[Begin]

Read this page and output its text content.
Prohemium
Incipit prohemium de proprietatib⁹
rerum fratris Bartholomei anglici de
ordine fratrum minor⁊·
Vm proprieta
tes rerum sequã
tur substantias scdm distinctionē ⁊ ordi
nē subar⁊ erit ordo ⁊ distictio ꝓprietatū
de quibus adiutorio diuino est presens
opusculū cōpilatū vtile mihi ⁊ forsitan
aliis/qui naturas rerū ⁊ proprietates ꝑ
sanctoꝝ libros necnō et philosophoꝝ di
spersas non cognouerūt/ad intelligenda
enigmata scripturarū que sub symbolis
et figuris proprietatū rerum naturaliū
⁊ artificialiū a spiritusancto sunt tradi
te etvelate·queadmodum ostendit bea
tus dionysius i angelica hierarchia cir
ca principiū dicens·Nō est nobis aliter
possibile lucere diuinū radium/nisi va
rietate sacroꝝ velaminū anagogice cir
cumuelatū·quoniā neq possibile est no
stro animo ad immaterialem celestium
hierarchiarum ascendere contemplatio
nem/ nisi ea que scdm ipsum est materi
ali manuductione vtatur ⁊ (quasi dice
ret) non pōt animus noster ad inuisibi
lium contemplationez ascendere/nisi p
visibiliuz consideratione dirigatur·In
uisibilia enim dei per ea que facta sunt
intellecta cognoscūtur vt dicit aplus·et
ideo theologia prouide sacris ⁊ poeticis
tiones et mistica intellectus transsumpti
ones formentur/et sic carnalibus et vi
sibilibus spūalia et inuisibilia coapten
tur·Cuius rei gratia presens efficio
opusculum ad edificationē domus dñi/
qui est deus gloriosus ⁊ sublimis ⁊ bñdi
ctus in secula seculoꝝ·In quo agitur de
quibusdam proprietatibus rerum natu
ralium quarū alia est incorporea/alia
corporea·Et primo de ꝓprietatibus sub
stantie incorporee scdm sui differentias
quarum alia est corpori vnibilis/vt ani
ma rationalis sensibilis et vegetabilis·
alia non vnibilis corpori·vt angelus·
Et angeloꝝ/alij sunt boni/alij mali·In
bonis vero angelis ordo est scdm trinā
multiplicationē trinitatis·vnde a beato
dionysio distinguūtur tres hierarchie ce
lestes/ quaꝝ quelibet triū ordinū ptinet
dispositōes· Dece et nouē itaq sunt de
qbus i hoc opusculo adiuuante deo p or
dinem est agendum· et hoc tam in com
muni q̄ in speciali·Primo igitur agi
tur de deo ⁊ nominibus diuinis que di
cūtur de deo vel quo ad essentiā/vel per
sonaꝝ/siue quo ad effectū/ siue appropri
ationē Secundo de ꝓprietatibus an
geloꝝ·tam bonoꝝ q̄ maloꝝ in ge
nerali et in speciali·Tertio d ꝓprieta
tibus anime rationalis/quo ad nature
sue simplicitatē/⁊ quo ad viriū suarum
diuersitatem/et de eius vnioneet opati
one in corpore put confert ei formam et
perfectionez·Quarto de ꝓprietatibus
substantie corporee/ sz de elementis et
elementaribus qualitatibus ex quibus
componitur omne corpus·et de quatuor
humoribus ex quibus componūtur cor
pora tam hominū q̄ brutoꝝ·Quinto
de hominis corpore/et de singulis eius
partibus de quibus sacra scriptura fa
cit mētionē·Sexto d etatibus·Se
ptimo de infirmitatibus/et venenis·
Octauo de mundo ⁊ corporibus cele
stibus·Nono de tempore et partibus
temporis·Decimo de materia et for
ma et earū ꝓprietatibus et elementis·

[End]

Write out the full set of records exactly as given.

Read this page and output its text content.
Prohemium
Incipit prohemium de proprietatib⁹
rerum fratris Bartholomei anglici de
ordine fratrum minor⁊·
Vm proprieta
tes rerum sequã
tur substantias scdm distinctionē ⁊ ordi
nē subar⁊ erit ordo ⁊ distictio ꝓprietatū
de quibus adiutorio diuino est presens
opusculū cōpilatū vtile mihi ⁊ forsitan
aliis/qui naturas rerū ⁊ proprietates ꝑ
sanctoꝝ libros necnō et philosophoꝝ di
spersas non cognouerūt/ad intelligenda
enigmata scripturarū que sub symbolis
et figuris proprietatū rerum naturaliū
⁊ artificialiū a spiritusancto sunt tradi
te etvelate·queadmodum ostendit bea
tus dionysius i angelica hierarchia cir
ca principiū dicens·Nō est nobis aliter
possibile lucere diuinū radium/nisi va
rietate sacroꝝ velaminū anagogice cir
cumuelatū·quoniā neq possibile est no
stro animo ad immaterialem celestium
hierarchiarum ascendere contemplatio
nem/ nisi ea que scdm ipsum est materi
ali manuductione vtatur ⁊ (quasi dice
ret) non pōt animus noster ad inuisibi
lium contemplationez ascendere/nisi p
visibiliuz consideratione dirigatur·In
uisibilia enim dei per ea que facta sunt
intellecta cognoscūtur vt dicit aplus·et
ideo theologia prouide sacris ⁊ poeticis
tiones et mistica intellectus transsumpti
ones formentur/et sic carnalibus et vi
sibilibus spūalia et inuisibilia coapten
tur·Cuius rei gratia presens efficio
opusculum ad edificationē domus dñi/
qui est deus gloriosus ⁊ sublimis ⁊ bñdi
ctus in secula seculoꝝ·In quo agitur de
quibusdam proprietatibus rerum natu
ralium quarū alia est incorporea/alia
corporea·Et primo de ꝓprietatibus sub
stantie incorporee scdm sui differentias
quarum alia est corpori vnibilis/vt ani
ma rationalis sensibilis et vegetabilis·
alia non vnibilis corpori·vt angelus·
Et angeloꝝ/alij sunt boni/alij mali·In
bonis vero angelis ordo est scdm trinā
multiplicationē trinitatis·vnde a beato
dionysio distinguūtur tres hierarchie ce
lestes/ quaꝝ quelibet triū ordinū ptinet
dispositōes· Dece et nouē itaq sunt de
qbus i hoc opusculo adiuuante deo p or
dinem est agendum· et hoc tam in com
muni q̄ in speciali·Primo igitur agi
tur de deo ⁊ nominibus diuinis que di
cūtur de deo vel quo ad essentiā/vel per
sonaꝝ/siue quo ad effectū/ siue appropri
ationē Secundo de ꝓprietatibus an
geloꝝ·tam bonoꝝ q̄ maloꝝ in ge
nerali et in speciali·Tertio d ꝓprieta
tibus anime rationalis/quo ad nature
sue simplicitatē/⁊ quo ad viriū suarum
diuersitatem/et de eius vnioneet opati
one in corpore put confert ei formam et
perfectionez·Quarto de ꝓprietatibus
substantie corporee/ sz de elementis et
elementaribus qualitatibus ex quibus
componitur omne corpus·et de quatuor
humoribus ex quibus componūtur cor
pora tam hominū q̄ brutoꝝ·Quinto
de hominis corpore/et de singulis eius
partibus de quibus sacra scriptura fa
cit mētionē·Sexto d etatibus·Se
ptimo de infirmitatibus/et venenis·
Octauo de mundo ⁊ corporibus cele
stibus·Nono de tempore et partibus
temporis·Decimo de materia et for
ma et earū ꝓprietatibus et elementis·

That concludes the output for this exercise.